- **Records for the task**:
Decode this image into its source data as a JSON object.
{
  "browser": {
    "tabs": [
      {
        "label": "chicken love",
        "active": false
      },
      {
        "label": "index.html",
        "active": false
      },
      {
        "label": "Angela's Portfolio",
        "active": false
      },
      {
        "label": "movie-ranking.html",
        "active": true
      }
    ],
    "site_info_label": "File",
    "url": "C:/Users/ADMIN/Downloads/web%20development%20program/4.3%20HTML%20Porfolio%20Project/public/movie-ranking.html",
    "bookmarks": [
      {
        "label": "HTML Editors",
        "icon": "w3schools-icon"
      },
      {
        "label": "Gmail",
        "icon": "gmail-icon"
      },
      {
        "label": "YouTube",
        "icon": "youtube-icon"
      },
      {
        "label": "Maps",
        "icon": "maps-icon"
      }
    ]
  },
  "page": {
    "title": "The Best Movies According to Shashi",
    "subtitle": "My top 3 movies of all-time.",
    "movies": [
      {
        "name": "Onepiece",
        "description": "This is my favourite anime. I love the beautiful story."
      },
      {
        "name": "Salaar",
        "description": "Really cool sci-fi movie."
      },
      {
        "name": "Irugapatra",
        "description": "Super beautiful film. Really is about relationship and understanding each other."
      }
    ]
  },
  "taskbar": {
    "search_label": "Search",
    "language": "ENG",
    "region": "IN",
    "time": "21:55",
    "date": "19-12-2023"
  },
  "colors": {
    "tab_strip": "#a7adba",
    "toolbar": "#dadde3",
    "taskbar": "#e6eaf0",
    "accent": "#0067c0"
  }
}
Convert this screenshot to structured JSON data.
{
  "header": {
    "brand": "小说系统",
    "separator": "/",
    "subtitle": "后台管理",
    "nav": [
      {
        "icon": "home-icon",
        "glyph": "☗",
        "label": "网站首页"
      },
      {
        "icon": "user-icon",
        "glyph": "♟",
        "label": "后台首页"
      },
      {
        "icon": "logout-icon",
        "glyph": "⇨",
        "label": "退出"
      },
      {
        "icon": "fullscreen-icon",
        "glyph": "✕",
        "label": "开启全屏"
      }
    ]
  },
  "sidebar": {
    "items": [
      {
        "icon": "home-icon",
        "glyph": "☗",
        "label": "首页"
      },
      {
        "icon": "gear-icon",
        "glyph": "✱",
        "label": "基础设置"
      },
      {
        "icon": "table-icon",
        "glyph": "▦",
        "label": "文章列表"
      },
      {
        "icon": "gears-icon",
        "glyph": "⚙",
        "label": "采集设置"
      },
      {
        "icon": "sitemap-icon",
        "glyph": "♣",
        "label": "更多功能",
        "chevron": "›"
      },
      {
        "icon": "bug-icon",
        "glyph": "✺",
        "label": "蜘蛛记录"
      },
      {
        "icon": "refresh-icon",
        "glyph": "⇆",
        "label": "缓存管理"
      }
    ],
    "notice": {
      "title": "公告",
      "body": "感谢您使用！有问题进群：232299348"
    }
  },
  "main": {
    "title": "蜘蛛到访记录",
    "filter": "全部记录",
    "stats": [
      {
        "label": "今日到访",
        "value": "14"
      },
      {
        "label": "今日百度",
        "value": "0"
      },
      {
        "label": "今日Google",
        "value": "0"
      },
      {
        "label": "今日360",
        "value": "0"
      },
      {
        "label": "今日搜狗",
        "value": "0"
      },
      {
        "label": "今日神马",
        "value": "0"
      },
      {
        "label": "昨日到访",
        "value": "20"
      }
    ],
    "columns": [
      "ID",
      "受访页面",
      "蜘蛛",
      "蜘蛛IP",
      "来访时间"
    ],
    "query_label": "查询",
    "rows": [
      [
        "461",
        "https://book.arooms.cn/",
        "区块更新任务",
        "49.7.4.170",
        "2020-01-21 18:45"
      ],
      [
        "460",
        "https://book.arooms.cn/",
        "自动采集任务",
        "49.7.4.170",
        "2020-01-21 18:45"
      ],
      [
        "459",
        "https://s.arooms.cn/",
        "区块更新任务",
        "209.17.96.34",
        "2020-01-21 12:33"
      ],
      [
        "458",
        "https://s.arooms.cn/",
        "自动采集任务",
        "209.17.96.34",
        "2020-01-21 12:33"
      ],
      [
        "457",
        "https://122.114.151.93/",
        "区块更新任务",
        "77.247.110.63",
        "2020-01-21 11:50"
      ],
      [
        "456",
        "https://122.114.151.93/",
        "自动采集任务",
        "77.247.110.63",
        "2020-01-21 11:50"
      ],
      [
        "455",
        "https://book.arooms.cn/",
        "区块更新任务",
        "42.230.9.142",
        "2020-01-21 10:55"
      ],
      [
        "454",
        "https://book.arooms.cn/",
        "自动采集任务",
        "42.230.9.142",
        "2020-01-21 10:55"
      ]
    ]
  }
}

- **Task goal**:
Within the data above, count the lines that contain the string "glyph"; the reply is the number alone.

- **Answer for the task**:
11